▸ PROVIDED RECORDS
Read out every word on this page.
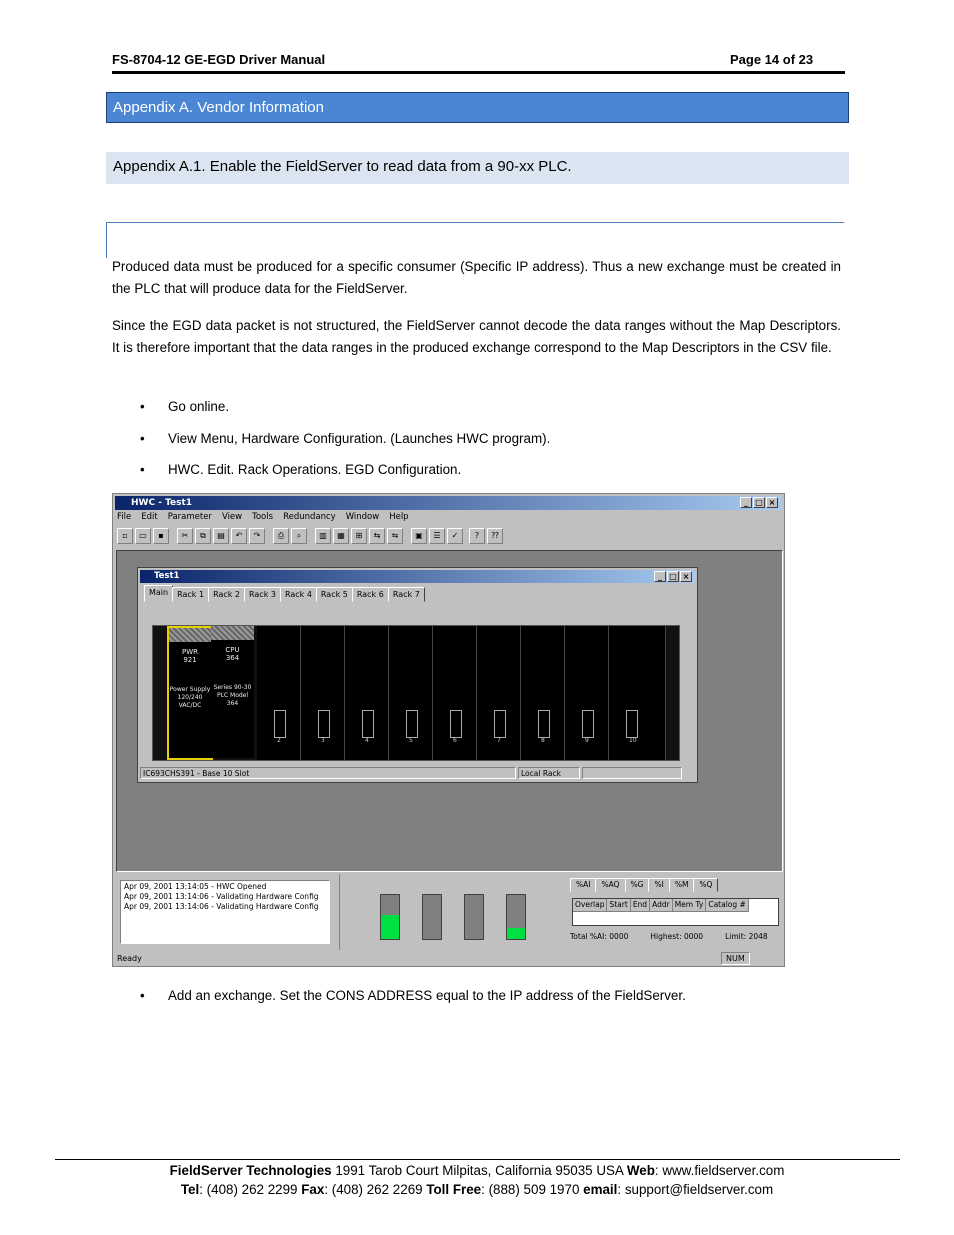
FS-8704-12 GE-EGD Driver Manual	Page 14 of 23
Appendix A. Vendor Information
Appendix A.1. Enable the FieldServer to read data from a 90-xx PLC.
Produced data must be produced for a specific consumer (Specific IP address). Thus a new exchange must be created in the PLC that will produce data for the FieldServer.
Since the EGD data packet is not structured, the FieldServer cannot decode the data ranges without the Map Descriptors. It is therefore important that the data ranges in the produced exchange correspond to the Map Descriptors in the CSV file.
• Go online.
• View Menu, Hardware Configuration. (Launches HWC program).
• HWC. Edit. Rack Operations. EGD Configuration.
HWC - Test1	_ □ ×
File Edit Parameter View Tools Redundancy Window Help
▫	▭	▪	✂	⧉	▤	↶	↷	⎙	⌕	▥	▦	⊞	⇆	⇋	▣	☰	✓	?	⁇
Test1	_ □ ×
Main	Rack 1	Rack 2	Rack 3	Rack 4	Rack 5	Rack 6	Rack 7
PWR
921
Power Supply 120/240 VAC/DC
CPU
364
Series 90-30 PLC Model 364
2	3	4	5	6	7	8	9	10
IC693CHS391 - Base 10 Slot	Local Rack
Apr 09, 2001 13:14:05 - HWC Opened
Apr 09, 2001 13:14:06 - Validating Hardware Config
Apr 09, 2001 13:14:06 - Validating Hardware Config
%AI	%AQ	%G	%I	%M	%Q
Overlap Start End Addr Mem Ty Catalog #
Total %AI: 0000	Highest: 0000	Limit: 2048
Ready	NUM
• Add an exchange. Set the CONS ADDRESS equal to the IP address of the FieldServer.
FieldServer Technologies 1991 Tarob Court Milpitas, California 95035 USA Web: www.fieldserver.com
Tel: (408) 262 2299 Fax: (408) 262 2269 Toll Free: (888) 509 1970 email: support@fieldserver.com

▸ JOB
Identify each line in the entries with the word "produced" and copy it.

▸ SOLUTION TO THIS TASK
Produced data must be produced for a specific consumer (Specific IP address). Thus a new exchange must be created in the PLC that will produce data for the FieldServer.
Since the EGD data packet is not structured, the FieldServer cannot decode the data ranges without the Map Descriptors. It is therefore important that the data ranges in the produced exchange correspond to the Map Descriptors in the CSV file.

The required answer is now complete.